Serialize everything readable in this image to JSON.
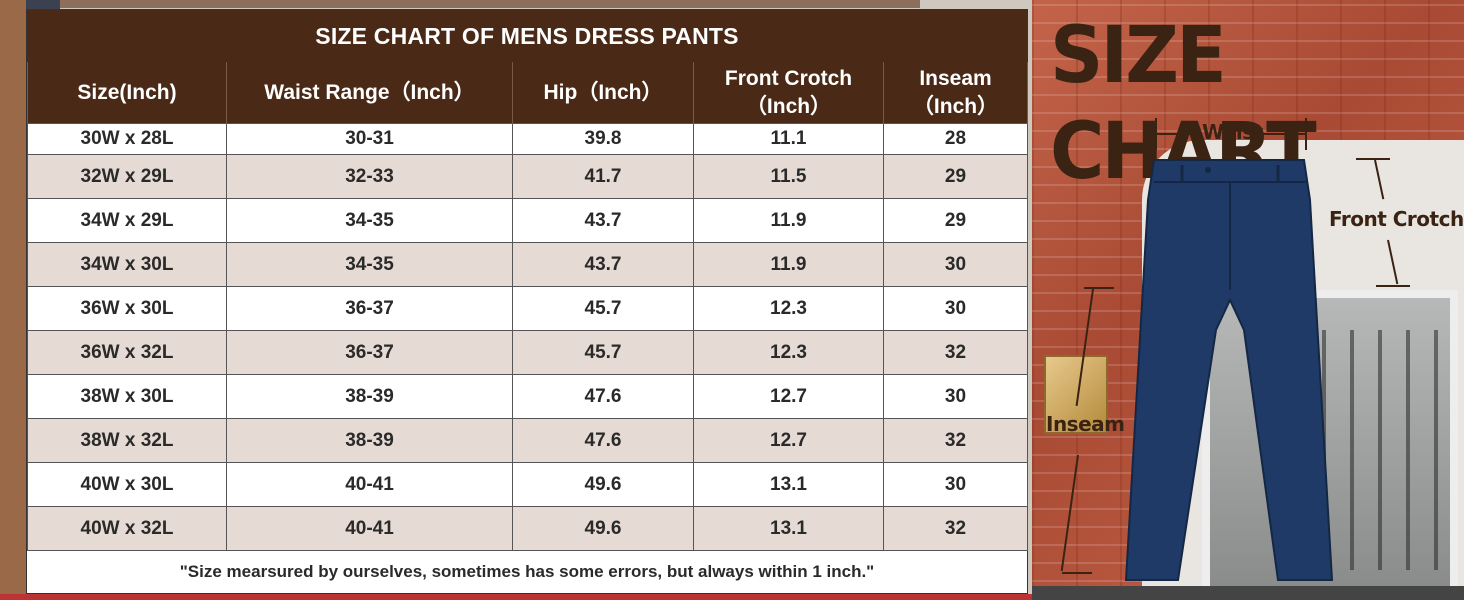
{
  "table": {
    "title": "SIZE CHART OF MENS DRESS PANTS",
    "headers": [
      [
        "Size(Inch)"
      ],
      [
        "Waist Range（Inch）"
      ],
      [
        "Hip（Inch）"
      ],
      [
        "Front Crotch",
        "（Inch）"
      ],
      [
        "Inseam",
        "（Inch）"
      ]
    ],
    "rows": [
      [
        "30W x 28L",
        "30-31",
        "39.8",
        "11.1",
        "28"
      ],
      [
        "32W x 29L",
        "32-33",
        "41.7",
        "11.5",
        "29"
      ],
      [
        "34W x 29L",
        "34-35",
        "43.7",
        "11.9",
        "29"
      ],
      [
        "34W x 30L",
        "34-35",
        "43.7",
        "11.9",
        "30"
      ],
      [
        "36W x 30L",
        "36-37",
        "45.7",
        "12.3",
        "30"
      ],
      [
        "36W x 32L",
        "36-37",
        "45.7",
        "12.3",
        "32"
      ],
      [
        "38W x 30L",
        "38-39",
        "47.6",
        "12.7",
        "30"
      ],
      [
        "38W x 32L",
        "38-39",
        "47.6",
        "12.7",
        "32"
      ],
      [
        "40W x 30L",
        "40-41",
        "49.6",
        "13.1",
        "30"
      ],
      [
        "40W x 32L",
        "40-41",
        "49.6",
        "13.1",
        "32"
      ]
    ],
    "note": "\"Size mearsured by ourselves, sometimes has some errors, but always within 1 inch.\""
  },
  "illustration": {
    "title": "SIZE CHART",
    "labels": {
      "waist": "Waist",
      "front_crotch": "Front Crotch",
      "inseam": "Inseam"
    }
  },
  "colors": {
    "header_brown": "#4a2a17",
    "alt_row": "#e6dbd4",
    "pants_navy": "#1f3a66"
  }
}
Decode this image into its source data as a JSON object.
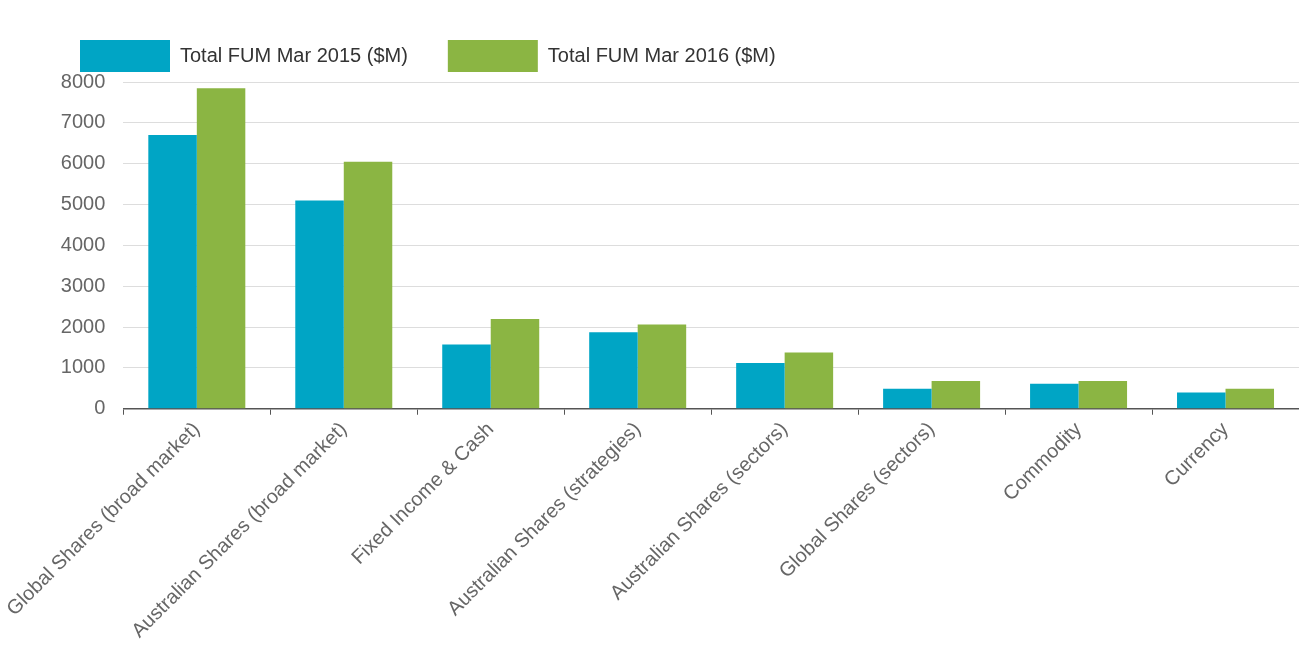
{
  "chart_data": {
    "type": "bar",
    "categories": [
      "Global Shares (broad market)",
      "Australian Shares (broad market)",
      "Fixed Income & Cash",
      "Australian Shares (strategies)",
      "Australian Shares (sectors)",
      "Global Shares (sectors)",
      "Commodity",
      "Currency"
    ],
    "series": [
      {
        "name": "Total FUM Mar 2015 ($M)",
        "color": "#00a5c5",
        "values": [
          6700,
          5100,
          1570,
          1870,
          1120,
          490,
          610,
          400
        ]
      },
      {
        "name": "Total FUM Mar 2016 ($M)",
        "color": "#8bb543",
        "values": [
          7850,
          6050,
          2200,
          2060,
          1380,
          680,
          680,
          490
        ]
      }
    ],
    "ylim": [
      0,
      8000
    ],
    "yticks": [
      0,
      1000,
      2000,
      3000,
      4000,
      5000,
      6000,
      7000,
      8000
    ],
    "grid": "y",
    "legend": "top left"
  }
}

# # # #

◆ AIM OF THE TASK:
What is the number of lines in the data holding the word "market"? Reply with that number only.

◆ FULL ANSWER:
2